- _EXTRACTED MATERIAL_
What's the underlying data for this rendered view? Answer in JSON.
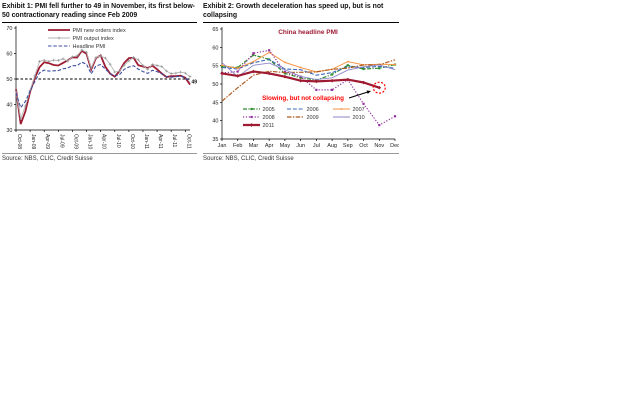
{
  "exhibit1": {
    "title": "Exhibit 1: PMI fell further to 49 in November, its first below-50 contractionary reading since Feb 2009",
    "source": "Source: NBS, CLIC, Credit Suisse"
  },
  "exhibit2": {
    "title": "Exhibit 2: Growth deceleration has speed up, but is not collapsing",
    "source": "Source: NBS, CLIC, Credit Suisse"
  },
  "chart_data": [
    {
      "type": "line",
      "title": "",
      "x": [
        "Oct-08",
        "Nov-08",
        "Dec-08",
        "Jan-09",
        "Feb-09",
        "Mar-09",
        "Apr-09",
        "May-09",
        "Jun-09",
        "Jul-09",
        "Aug-09",
        "Sep-09",
        "Oct-09",
        "Nov-09",
        "Dec-09",
        "Jan-10",
        "Feb-10",
        "Mar-10",
        "Apr-10",
        "May-10",
        "Jun-10",
        "Jul-10",
        "Aug-10",
        "Sep-10",
        "Oct-10",
        "Nov-10",
        "Dec-10",
        "Jan-11",
        "Feb-11",
        "Mar-11",
        "Apr-11",
        "May-11",
        "Jun-11",
        "Jul-11",
        "Aug-11",
        "Sep-11",
        "Oct-11",
        "Nov-11"
      ],
      "x_tick_every": 3,
      "ylim": [
        30,
        70
      ],
      "yticks": [
        30,
        40,
        50,
        60,
        70
      ],
      "refline": {
        "y": 50,
        "color": "#000000",
        "dash": "2.6 1.9"
      },
      "end_label": {
        "text": "49",
        "series": "Headline PMI",
        "color": "#111111"
      },
      "series": [
        {
          "name": "PMI new orders index",
          "color": "#9E1B32",
          "width": 1.8,
          "dash": null,
          "marker": null,
          "values": [
            46.0,
            32.3,
            37.3,
            45.0,
            50.4,
            54.6,
            56.6,
            56.2,
            55.5,
            55.3,
            56.3,
            57.3,
            58.5,
            58.4,
            61.0,
            59.9,
            53.7,
            58.1,
            59.3,
            54.8,
            52.1,
            50.9,
            53.1,
            56.3,
            58.2,
            58.3,
            55.4,
            54.9,
            54.3,
            55.2,
            53.8,
            52.1,
            50.8,
            51.1,
            51.1,
            51.3,
            50.5,
            47.8
          ]
        },
        {
          "name": "PMI output index",
          "color": "#b5b5b5",
          "width": 0.9,
          "dash": null,
          "marker": {
            "type": "plus",
            "color": "#8f8f8f",
            "size": 1.4
          },
          "values": [
            45.1,
            34.5,
            39.4,
            45.5,
            51.2,
            56.9,
            57.4,
            56.9,
            57.4,
            57.3,
            57.9,
            57.0,
            58.7,
            59.1,
            61.4,
            60.5,
            54.3,
            58.4,
            59.1,
            58.2,
            55.8,
            52.7,
            53.1,
            55.4,
            57.1,
            58.5,
            57.5,
            55.3,
            53.8,
            55.7,
            55.3,
            54.9,
            53.1,
            52.1,
            52.3,
            52.7,
            52.3,
            50.9
          ]
        },
        {
          "name": "Headline PMI",
          "color": "#3D4FA1",
          "width": 1.1,
          "dash": "3.5 1.8",
          "marker": null,
          "values": [
            44.6,
            38.8,
            41.2,
            45.3,
            49.0,
            52.4,
            53.5,
            53.1,
            53.2,
            53.3,
            54.0,
            54.3,
            55.2,
            55.2,
            56.6,
            55.8,
            52.0,
            55.1,
            55.7,
            53.9,
            52.1,
            51.2,
            51.7,
            53.8,
            54.7,
            55.2,
            53.9,
            52.9,
            52.2,
            53.4,
            52.9,
            52.0,
            50.9,
            50.7,
            50.9,
            51.2,
            50.4,
            49.0
          ]
        }
      ]
    },
    {
      "type": "line",
      "title": "China headline PMI",
      "title_color": "#9E1B32",
      "x": [
        "Jan",
        "Feb",
        "Mar",
        "Apr",
        "May",
        "Jun",
        "Jul",
        "Aug",
        "Sep",
        "Oct",
        "Nov",
        "Dec"
      ],
      "x_tick_every": 1,
      "ylim": [
        35,
        65
      ],
      "yticks": [
        35,
        40,
        45,
        50,
        55,
        60,
        65
      ],
      "annotation": {
        "text": "Slowing, but not collapsing",
        "color": "#FF0000"
      },
      "highlight": {
        "series": "2011",
        "color": "#FF0000",
        "dash": "2 1.6"
      },
      "series": [
        {
          "name": "2005",
          "color": "#2E8B2E",
          "width": 1.2,
          "dash": "4 1.4 1.2 1.4",
          "marker": {
            "type": "square",
            "color": "#2E8B2E",
            "size": 2.2
          },
          "values": [
            54.7,
            54.5,
            57.9,
            56.7,
            52.9,
            51.7,
            51.1,
            52.6,
            55.1,
            54.1,
            54.3,
            55.3
          ]
        },
        {
          "name": "2006",
          "color": "#3B6CB9",
          "width": 1.1,
          "dash": "4 1.8",
          "marker": null,
          "values": [
            54.5,
            54.1,
            55.8,
            56.7,
            54.1,
            53.9,
            52.4,
            53.1,
            54.7,
            54.5,
            54.8,
            54.3
          ]
        },
        {
          "name": "2007",
          "color": "#F79646",
          "width": 1.0,
          "dash": null,
          "marker": {
            "type": "square",
            "color": "#F79646",
            "size": 1.6
          },
          "values": [
            55.1,
            54.3,
            56.1,
            58.6,
            55.9,
            54.5,
            53.3,
            54.0,
            56.1,
            55.2,
            55.4,
            55.3
          ]
        },
        {
          "name": "2008",
          "color": "#9333A0",
          "width": 1.2,
          "dash": "1.2 1.7",
          "marker": {
            "type": "square",
            "color": "#9333A0",
            "size": 2.2
          },
          "values": [
            53.0,
            53.4,
            58.4,
            59.2,
            53.3,
            52.0,
            48.4,
            48.4,
            51.2,
            44.6,
            38.8,
            41.2
          ]
        },
        {
          "name": "2009",
          "color": "#AE5A21",
          "width": 1.2,
          "dash": "4.5 1.4 1.4 1.4",
          "marker": null,
          "values": [
            45.3,
            49.0,
            52.4,
            53.5,
            53.1,
            53.2,
            53.3,
            54.0,
            54.3,
            55.2,
            55.2,
            56.6
          ]
        },
        {
          "name": "2010",
          "color": "#8F86C8",
          "width": 0.9,
          "dash": null,
          "marker": null,
          "values": [
            55.8,
            52.0,
            55.1,
            55.7,
            53.9,
            52.1,
            51.2,
            51.7,
            53.8,
            54.7,
            55.2,
            53.9
          ]
        },
        {
          "name": "2011",
          "color": "#9E1B32",
          "width": 2.2,
          "dash": null,
          "marker": {
            "type": "diamond",
            "color": "#9E1B32",
            "size": 2.6
          },
          "values": [
            52.9,
            52.2,
            53.4,
            52.9,
            52.0,
            50.9,
            50.7,
            50.9,
            51.2,
            50.4,
            49.0
          ]
        }
      ]
    }
  ]
}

- _THE REQUEST_
Omit every picture, then reproduce the rest of the listing exactly.

- _OUTPUT FOR THIS TASK_
What's the underlying data for this rendered view? Answer in JSON.
{
  "exhibit1": {
    "title": "Exhibit 1: PMI fell further to 49 in November, its first below-50 contractionary reading since Feb 2009",
    "source": "Source: NBS, CLIC, Credit Suisse"
  },
  "exhibit2": {
    "title": "Exhibit 2: Growth deceleration has speed up, but is not collapsing",
    "source": "Source: NBS, CLIC, Credit Suisse"
  },
  "chart_data": [
    {
      "type": "line",
      "title": "",
      "x": [
        "Oct-08",
        "Nov-08",
        "Dec-08",
        "Jan-09",
        "Feb-09",
        "Mar-09",
        "Apr-09",
        "May-09",
        "Jun-09",
        "Jul-09",
        "Aug-09",
        "Sep-09",
        "Oct-09",
        "Nov-09",
        "Dec-09",
        "Jan-10",
        "Feb-10",
        "Mar-10",
        "Apr-10",
        "May-10",
        "Jun-10",
        "Jul-10",
        "Aug-10",
        "Sep-10",
        "Oct-10",
        "Nov-10",
        "Dec-10",
        "Jan-11",
        "Feb-11",
        "Mar-11",
        "Apr-11",
        "May-11",
        "Jun-11",
        "Jul-11",
        "Aug-11",
        "Sep-11",
        "Oct-11",
        "Nov-11"
      ],
      "x_tick_every": 3,
      "ylim": [
        30,
        70
      ],
      "yticks": [
        30,
        40,
        50,
        60,
        70
      ],
      "refline": {
        "y": 50,
        "color": "#000000",
        "dash": "2.6 1.9"
      },
      "end_label": {
        "text": "49",
        "series": "Headline PMI",
        "color": "#111111"
      },
      "series": [
        {
          "name": "PMI new orders index",
          "color": "#9E1B32",
          "width": 1.8,
          "dash": null,
          "marker": null,
          "values": [
            46.0,
            32.3,
            37.3,
            45.0,
            50.4,
            54.6,
            56.6,
            56.2,
            55.5,
            55.3,
            56.3,
            57.3,
            58.5,
            58.4,
            61.0,
            59.9,
            53.7,
            58.1,
            59.3,
            54.8,
            52.1,
            50.9,
            53.1,
            56.3,
            58.2,
            58.3,
            55.4,
            54.9,
            54.3,
            55.2,
            53.8,
            52.1,
            50.8,
            51.1,
            51.1,
            51.3,
            50.5,
            47.8
          ]
        },
        {
          "name": "PMI output index",
          "color": "#b5b5b5",
          "width": 0.9,
          "dash": null,
          "marker": {
            "type": "plus",
            "color": "#8f8f8f",
            "size": 1.4
          },
          "values": [
            45.1,
            34.5,
            39.4,
            45.5,
            51.2,
            56.9,
            57.4,
            56.9,
            57.4,
            57.3,
            57.9,
            57.0,
            58.7,
            59.1,
            61.4,
            60.5,
            54.3,
            58.4,
            59.1,
            58.2,
            55.8,
            52.7,
            53.1,
            55.4,
            57.1,
            58.5,
            57.5,
            55.3,
            53.8,
            55.7,
            55.3,
            54.9,
            53.1,
            52.1,
            52.3,
            52.7,
            52.3,
            50.9
          ]
        },
        {
          "name": "Headline PMI",
          "color": "#3D4FA1",
          "width": 1.1,
          "dash": "3.5 1.8",
          "marker": null,
          "values": [
            44.6,
            38.8,
            41.2,
            45.3,
            49.0,
            52.4,
            53.5,
            53.1,
            53.2,
            53.3,
            54.0,
            54.3,
            55.2,
            55.2,
            56.6,
            55.8,
            52.0,
            55.1,
            55.7,
            53.9,
            52.1,
            51.2,
            51.7,
            53.8,
            54.7,
            55.2,
            53.9,
            52.9,
            52.2,
            53.4,
            52.9,
            52.0,
            50.9,
            50.7,
            50.9,
            51.2,
            50.4,
            49.0
          ]
        }
      ]
    },
    {
      "type": "line",
      "title": "China headline PMI",
      "title_color": "#9E1B32",
      "x": [
        "Jan",
        "Feb",
        "Mar",
        "Apr",
        "May",
        "Jun",
        "Jul",
        "Aug",
        "Sep",
        "Oct",
        "Nov",
        "Dec"
      ],
      "x_tick_every": 1,
      "ylim": [
        35,
        65
      ],
      "yticks": [
        35,
        40,
        45,
        50,
        55,
        60,
        65
      ],
      "annotation": {
        "text": "Slowing, but not collapsing",
        "color": "#FF0000"
      },
      "highlight": {
        "series": "2011",
        "color": "#FF0000",
        "dash": "2 1.6"
      },
      "series": [
        {
          "name": "2005",
          "color": "#2E8B2E",
          "width": 1.2,
          "dash": "4 1.4 1.2 1.4",
          "marker": {
            "type": "square",
            "color": "#2E8B2E",
            "size": 2.2
          },
          "values": [
            54.7,
            54.5,
            57.9,
            56.7,
            52.9,
            51.7,
            51.1,
            52.6,
            55.1,
            54.1,
            54.3,
            55.3
          ]
        },
        {
          "name": "2006",
          "color": "#3B6CB9",
          "width": 1.1,
          "dash": "4 1.8",
          "marker": null,
          "values": [
            54.5,
            54.1,
            55.8,
            56.7,
            54.1,
            53.9,
            52.4,
            53.1,
            54.7,
            54.5,
            54.8,
            54.3
          ]
        },
        {
          "name": "2007",
          "color": "#F79646",
          "width": 1.0,
          "dash": null,
          "marker": {
            "type": "square",
            "color": "#F79646",
            "size": 1.6
          },
          "values": [
            55.1,
            54.3,
            56.1,
            58.6,
            55.9,
            54.5,
            53.3,
            54.0,
            56.1,
            55.2,
            55.4,
            55.3
          ]
        },
        {
          "name": "2008",
          "color": "#9333A0",
          "width": 1.2,
          "dash": "1.2 1.7",
          "marker": {
            "type": "square",
            "color": "#9333A0",
            "size": 2.2
          },
          "values": [
            53.0,
            53.4,
            58.4,
            59.2,
            53.3,
            52.0,
            48.4,
            48.4,
            51.2,
            44.6,
            38.8,
            41.2
          ]
        },
        {
          "name": "2009",
          "color": "#AE5A21",
          "width": 1.2,
          "dash": "4.5 1.4 1.4 1.4",
          "marker": null,
          "values": [
            45.3,
            49.0,
            52.4,
            53.5,
            53.1,
            53.2,
            53.3,
            54.0,
            54.3,
            55.2,
            55.2,
            56.6
          ]
        },
        {
          "name": "2010",
          "color": "#8F86C8",
          "width": 0.9,
          "dash": null,
          "marker": null,
          "values": [
            55.8,
            52.0,
            55.1,
            55.7,
            53.9,
            52.1,
            51.2,
            51.7,
            53.8,
            54.7,
            55.2,
            53.9
          ]
        },
        {
          "name": "2011",
          "color": "#9E1B32",
          "width": 2.2,
          "dash": null,
          "marker": {
            "type": "diamond",
            "color": "#9E1B32",
            "size": 2.6
          },
          "values": [
            52.9,
            52.2,
            53.4,
            52.9,
            52.0,
            50.9,
            50.7,
            50.9,
            51.2,
            50.4,
            49.0
          ]
        }
      ]
    }
  ]
}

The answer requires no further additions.